### INPUT RECORDS
---+---

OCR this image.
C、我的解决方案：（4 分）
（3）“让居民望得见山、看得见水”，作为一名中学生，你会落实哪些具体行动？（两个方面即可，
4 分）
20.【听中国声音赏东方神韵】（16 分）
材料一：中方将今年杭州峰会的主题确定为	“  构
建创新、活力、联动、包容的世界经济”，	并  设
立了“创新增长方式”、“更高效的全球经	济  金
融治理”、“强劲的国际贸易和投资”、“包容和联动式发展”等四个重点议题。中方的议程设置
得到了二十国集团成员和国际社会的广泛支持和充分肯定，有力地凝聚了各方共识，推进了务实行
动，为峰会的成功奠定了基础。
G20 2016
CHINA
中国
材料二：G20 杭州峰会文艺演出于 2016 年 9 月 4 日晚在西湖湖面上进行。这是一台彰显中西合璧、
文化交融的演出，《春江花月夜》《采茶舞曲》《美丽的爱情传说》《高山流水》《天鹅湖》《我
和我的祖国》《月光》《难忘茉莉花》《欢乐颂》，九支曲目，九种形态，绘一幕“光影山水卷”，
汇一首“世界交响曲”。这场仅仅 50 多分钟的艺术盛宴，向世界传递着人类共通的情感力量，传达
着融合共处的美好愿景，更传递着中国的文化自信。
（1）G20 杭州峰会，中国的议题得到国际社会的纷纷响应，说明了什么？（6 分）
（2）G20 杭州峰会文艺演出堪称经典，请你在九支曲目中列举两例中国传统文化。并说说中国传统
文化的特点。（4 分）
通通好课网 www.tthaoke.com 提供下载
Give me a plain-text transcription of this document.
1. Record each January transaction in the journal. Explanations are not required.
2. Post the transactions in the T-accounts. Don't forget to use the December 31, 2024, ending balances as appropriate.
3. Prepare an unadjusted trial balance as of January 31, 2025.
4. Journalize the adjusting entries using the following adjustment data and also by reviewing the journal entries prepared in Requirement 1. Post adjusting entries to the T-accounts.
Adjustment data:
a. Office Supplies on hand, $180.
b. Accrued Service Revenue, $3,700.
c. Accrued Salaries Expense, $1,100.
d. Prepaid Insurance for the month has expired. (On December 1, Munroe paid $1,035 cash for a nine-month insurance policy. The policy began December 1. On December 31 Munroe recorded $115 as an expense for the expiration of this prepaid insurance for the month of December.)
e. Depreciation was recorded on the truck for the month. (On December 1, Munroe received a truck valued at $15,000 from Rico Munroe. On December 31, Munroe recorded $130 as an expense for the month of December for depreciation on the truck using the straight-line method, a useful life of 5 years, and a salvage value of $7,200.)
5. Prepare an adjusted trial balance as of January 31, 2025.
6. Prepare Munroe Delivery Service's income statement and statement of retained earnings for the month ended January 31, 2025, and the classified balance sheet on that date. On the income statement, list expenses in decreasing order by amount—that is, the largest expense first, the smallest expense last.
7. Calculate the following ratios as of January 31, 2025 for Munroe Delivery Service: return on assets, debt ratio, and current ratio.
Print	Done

---+---

Show, from the listing above, each line that contains the word "data".

### ANSWER TO THIS EXERCISE
4. Journalize the adjusting entries using the following adjustment data and also by reviewing the journal entries prepared in Requirement 1. Post adjusting entries to the T-accounts.
Adjustment data:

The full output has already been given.